* _REQUIREMENTS_
Transcribe the entries that follow exactly as they appear, minus pictures.

* _ENTRIES_
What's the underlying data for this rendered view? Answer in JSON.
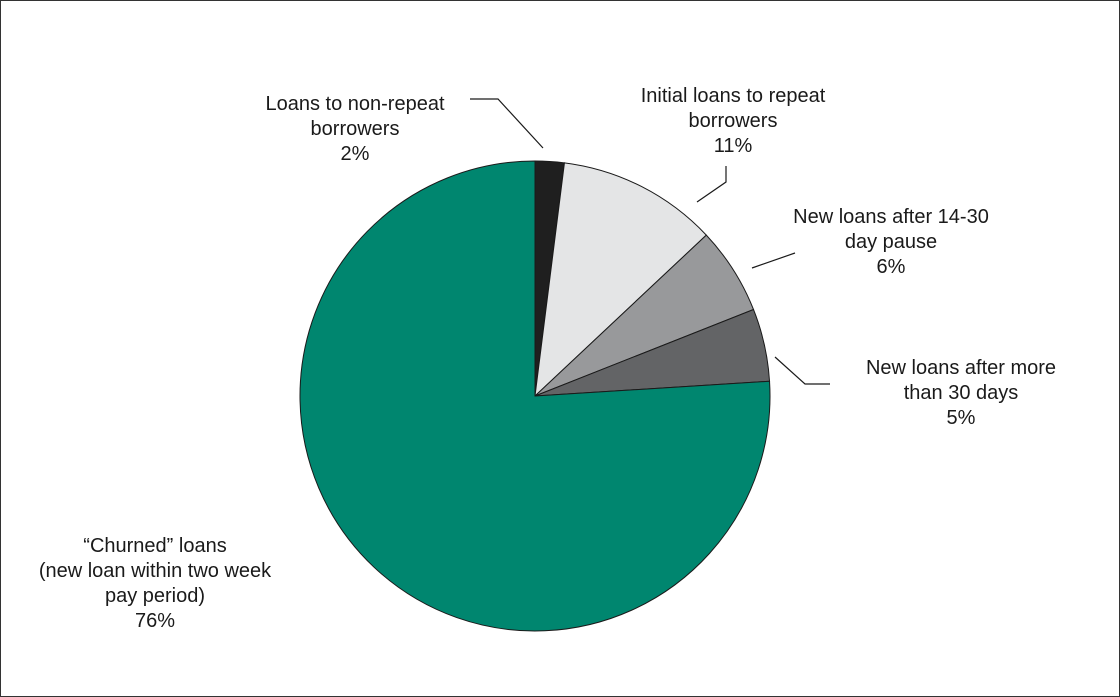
{
  "chart_data": {
    "type": "pie",
    "title": "",
    "start": "top",
    "direction": "clockwise",
    "slices": [
      {
        "label": [
          "Loans to non-repeat",
          "borrowers"
        ],
        "value": 2,
        "display": "2%",
        "color": "#1f1f1f"
      },
      {
        "label": [
          "Initial loans to repeat",
          "borrowers"
        ],
        "value": 11,
        "display": "11%",
        "color": "#e4e5e6"
      },
      {
        "label": [
          "New loans after 14-30",
          "day pause"
        ],
        "value": 6,
        "display": "6%",
        "color": "#98999b"
      },
      {
        "label": [
          "New loans after more",
          "than 30 days"
        ],
        "value": 5,
        "display": "5%",
        "color": "#636466"
      },
      {
        "label": [
          "“Churned” loans",
          "(new loan within two week",
          "pay period)"
        ],
        "value": 76,
        "display": "76%",
        "color": "#00866f"
      }
    ]
  }
}
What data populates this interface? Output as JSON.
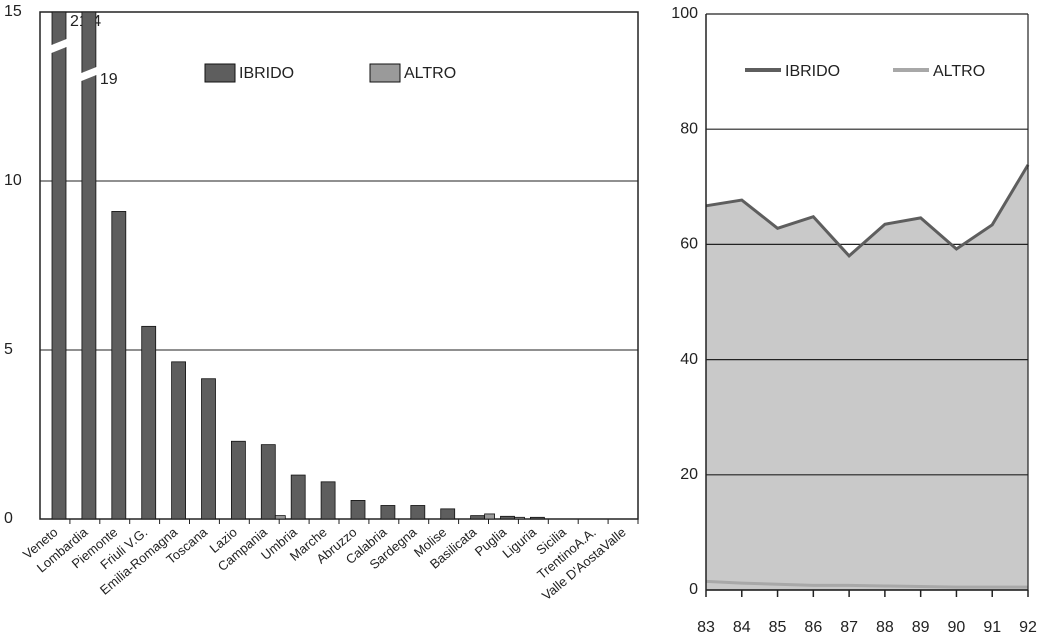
{
  "chart_data": [
    {
      "type": "bar",
      "categories": [
        "Veneto",
        "Lombardia",
        "Piemonte",
        "Friuli V.G.",
        "Emilia-Romagna",
        "Toscana",
        "Lazio",
        "Campania",
        "Umbria",
        "Marche",
        "Abruzzo",
        "Calabria",
        "Sardegna",
        "Molise",
        "Basilicata",
        "Puglia",
        "Liguria",
        "Sicilia",
        "TrentinoA.A.",
        "Valle D'AostaValle"
      ],
      "series": [
        {
          "name": "IBRIDO",
          "color": "#5e5e5e",
          "values": [
            21.4,
            19,
            9.1,
            5.7,
            4.65,
            4.15,
            2.3,
            2.2,
            1.3,
            1.1,
            0.55,
            0.4,
            0.4,
            0.3,
            0.1,
            0.08,
            0.05,
            0,
            0,
            0
          ],
          "value_labels": [
            "21,4",
            "19",
            null,
            null,
            null,
            null,
            null,
            null,
            null,
            null,
            null,
            null,
            null,
            null,
            null,
            null,
            null,
            null,
            null,
            null
          ]
        },
        {
          "name": "ALTRO",
          "color": "#9a9a9a",
          "values": [
            0,
            0,
            0,
            0,
            0,
            0,
            0,
            0.1,
            0,
            0,
            0,
            0,
            0,
            0,
            0.15,
            0.05,
            0,
            0,
            0,
            0
          ]
        }
      ],
      "ylim": [
        0,
        15
      ],
      "yticks": [
        0,
        5,
        10,
        15
      ],
      "grid": true,
      "legend": "top"
    },
    {
      "type": "area",
      "x": [
        83,
        84,
        85,
        86,
        87,
        88,
        89,
        90,
        91,
        92
      ],
      "series": [
        {
          "name": "IBRIDO",
          "color": "#5e5e5e",
          "values": [
            66.7,
            67.7,
            62.8,
            64.8,
            58,
            63.5,
            64.6,
            59.2,
            63.4,
            73.8
          ]
        },
        {
          "name": "ALTRO",
          "color": "#a8a8a8",
          "values": [
            1.5,
            1.2,
            1,
            0.8,
            0.8,
            0.7,
            0.6,
            0.5,
            0.5,
            0.5
          ]
        }
      ],
      "xlim": [
        83,
        92
      ],
      "xticks": [
        83,
        84,
        85,
        86,
        87,
        88,
        89,
        90,
        91,
        92
      ],
      "ylim": [
        0,
        100
      ],
      "yticks": [
        0,
        20,
        40,
        60,
        80,
        100
      ],
      "grid": true,
      "legend": "top"
    }
  ]
}
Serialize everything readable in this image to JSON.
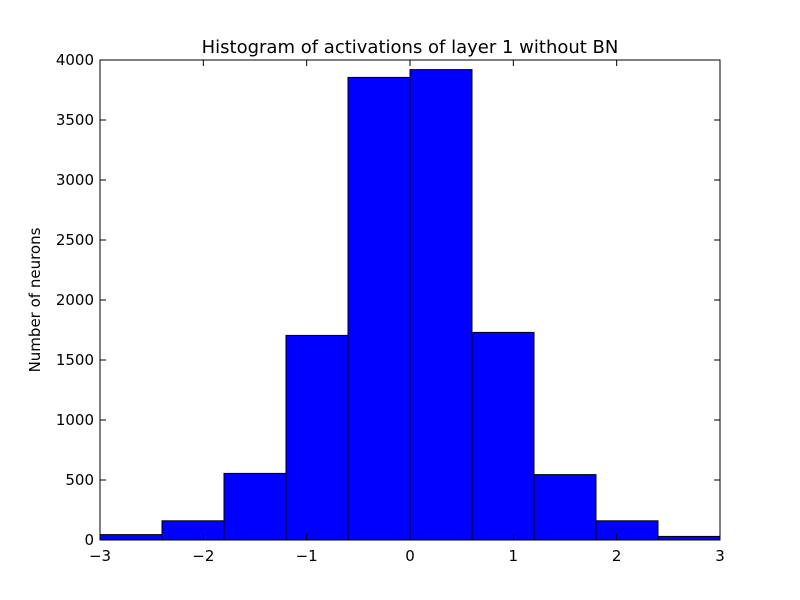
{
  "chart_data": {
    "type": "bar",
    "title": "Histogram of activations of layer 1  without BN",
    "xlabel": "",
    "ylabel": "Number of neurons",
    "xlim": [
      -3,
      3
    ],
    "ylim": [
      0,
      4000
    ],
    "grid": false,
    "bar_color": "#0000ff",
    "bin_edges": [
      -3.0,
      -2.4,
      -1.8,
      -1.2,
      -0.6,
      0.0,
      0.6,
      1.2,
      1.8,
      2.4,
      3.0
    ],
    "values": [
      45,
      160,
      555,
      1705,
      3855,
      3920,
      1730,
      545,
      160,
      30
    ],
    "x_ticks": [
      -3,
      -2,
      -1,
      0,
      1,
      2,
      3
    ],
    "x_tick_labels": [
      "−3",
      "−2",
      "−1",
      "0",
      "1",
      "2",
      "3"
    ],
    "y_ticks": [
      0,
      500,
      1000,
      1500,
      2000,
      2500,
      3000,
      3500,
      4000
    ],
    "y_tick_labels": [
      "0",
      "500",
      "1000",
      "1500",
      "2000",
      "2500",
      "3000",
      "3500",
      "4000"
    ]
  }
}
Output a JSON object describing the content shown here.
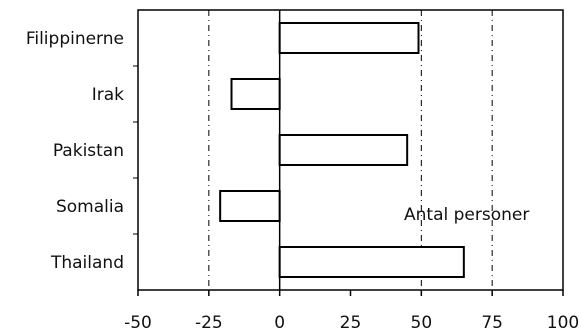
{
  "chart_data": {
    "type": "bar",
    "orientation": "horizontal",
    "categories": [
      "Filippinerne",
      "Irak",
      "Pakistan",
      "Somalia",
      "Thailand"
    ],
    "values": [
      49,
      -17,
      45,
      -21,
      65
    ],
    "xlim": [
      -50,
      100
    ],
    "x_ticks": [
      -50,
      -25,
      0,
      25,
      50,
      75,
      100
    ],
    "x_tick_labels": [
      "-50",
      "-25",
      "0",
      "25",
      "50",
      "75",
      "100"
    ],
    "gridlines": [
      -25,
      50,
      75
    ],
    "annotation": "Antal personer",
    "bar_fill": "#ffffff",
    "bar_stroke": "#000000",
    "grid": true
  }
}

* _TASK ANSWER_
What's the underlying data for this rendered view? Answer in JSON.
{
  "chart_data": {
    "type": "pie",
    "title": "",
    "start": "top",
    "direction": "clockwise",
    "slices": [
      {
        "label": [
          "Loans to non-repeat",
          "borrowers"
        ],
        "value": 2,
        "display": "2%",
        "color": "#1f1f1f"
      },
      {
        "label": [
          "Initial loans to repeat",
          "borrowers"
        ],
        "value": 11,
        "display": "11%",
        "color": "#e4e5e6"
      },
      {
        "label": [
          "New loans after 14-30",
          "day pause"
        ],
        "value": 6,
        "display": "6%",
        "color": "#98999b"
      },
      {
        "label": [
          "New loans after more",
          "than 30 days"
        ],
        "value": 5,
        "display": "5%",
        "color": "#636466"
      },
      {
        "label": [
          "“Churned” loans",
          "(new loan within two week",
          "pay period)"
        ],
        "value": 76,
        "display": "76%",
        "color": "#00866f"
      }
    ]
  }
}
What data populates this interface? Output as JSON.
{
  "chart_data": [
    {
      "type": "bar",
      "categories": [
        "Veneto",
        "Lombardia",
        "Piemonte",
        "Friuli V.G.",
        "Emilia-Romagna",
        "Toscana",
        "Lazio",
        "Campania",
        "Umbria",
        "Marche",
        "Abruzzo",
        "Calabria",
        "Sardegna",
        "Molise",
        "Basilicata",
        "Puglia",
        "Liguria",
        "Sicilia",
        "TrentinoA.A.",
        "Valle D'AostaValle"
      ],
      "series": [
        {
          "name": "IBRIDO",
          "color": "#5e5e5e",
          "values": [
            21.4,
            19,
            9.1,
            5.7,
            4.65,
            4.15,
            2.3,
            2.2,
            1.3,
            1.1,
            0.55,
            0.4,
            0.4,
            0.3,
            0.1,
            0.08,
            0.05,
            0,
            0,
            0
          ],
          "value_labels": [
            "21,4",
            "19",
            null,
            null,
            null,
            null,
            null,
            null,
            null,
            null,
            null,
            null,
            null,
            null,
            null,
            null,
            null,
            null,
            null,
            null
          ]
        },
        {
          "name": "ALTRO",
          "color": "#9a9a9a",
          "values": [
            0,
            0,
            0,
            0,
            0,
            0,
            0,
            0.1,
            0,
            0,
            0,
            0,
            0,
            0,
            0.15,
            0.05,
            0,
            0,
            0,
            0
          ]
        }
      ],
      "ylim": [
        0,
        15
      ],
      "yticks": [
        0,
        5,
        10,
        15
      ],
      "grid": true,
      "legend": "top"
    },
    {
      "type": "area",
      "x": [
        83,
        84,
        85,
        86,
        87,
        88,
        89,
        90,
        91,
        92
      ],
      "series": [
        {
          "name": "IBRIDO",
          "color": "#5e5e5e",
          "values": [
            66.7,
            67.7,
            62.8,
            64.8,
            58,
            63.5,
            64.6,
            59.2,
            63.4,
            73.8
          ]
        },
        {
          "name": "ALTRO",
          "color": "#a8a8a8",
          "values": [
            1.5,
            1.2,
            1,
            0.8,
            0.8,
            0.7,
            0.6,
            0.5,
            0.5,
            0.5
          ]
        }
      ],
      "xlim": [
        83,
        92
      ],
      "xticks": [
        83,
        84,
        85,
        86,
        87,
        88,
        89,
        90,
        91,
        92
      ],
      "ylim": [
        0,
        100
      ],
      "yticks": [
        0,
        20,
        40,
        60,
        80,
        100
      ],
      "grid": true,
      "legend": "top"
    }
  ]
}
Serialize everything readable in this image to JSON.
{
  "chart_data": {
    "type": "bar",
    "title": "Histogram of activations of layer 1  without BN",
    "xlabel": "",
    "ylabel": "Number of neurons",
    "xlim": [
      -3,
      3
    ],
    "ylim": [
      0,
      4000
    ],
    "grid": false,
    "bar_color": "#0000ff",
    "bin_edges": [
      -3.0,
      -2.4,
      -1.8,
      -1.2,
      -0.6,
      0.0,
      0.6,
      1.2,
      1.8,
      2.4,
      3.0
    ],
    "values": [
      45,
      160,
      555,
      1705,
      3855,
      3920,
      1730,
      545,
      160,
      30
    ],
    "x_ticks": [
      -3,
      -2,
      -1,
      0,
      1,
      2,
      3
    ],
    "x_tick_labels": [
      "−3",
      "−2",
      "−1",
      "0",
      "1",
      "2",
      "3"
    ],
    "y_ticks": [
      0,
      500,
      1000,
      1500,
      2000,
      2500,
      3000,
      3500,
      4000
    ],
    "y_tick_labels": [
      "0",
      "500",
      "1000",
      "1500",
      "2000",
      "2500",
      "3000",
      "3500",
      "4000"
    ]
  }
}
Output a JSON object describing the content shown here.
{
  "chart_data": {
    "type": "bar",
    "orientation": "horizontal",
    "categories": [
      "Filippinerne",
      "Irak",
      "Pakistan",
      "Somalia",
      "Thailand"
    ],
    "values": [
      49,
      -17,
      45,
      -21,
      65
    ],
    "xlim": [
      -50,
      100
    ],
    "x_ticks": [
      -50,
      -25,
      0,
      25,
      50,
      75,
      100
    ],
    "x_tick_labels": [
      "-50",
      "-25",
      "0",
      "25",
      "50",
      "75",
      "100"
    ],
    "gridlines": [
      -25,
      50,
      75
    ],
    "annotation": "Antal personer",
    "bar_fill": "#ffffff",
    "bar_stroke": "#000000",
    "grid": true
  }
}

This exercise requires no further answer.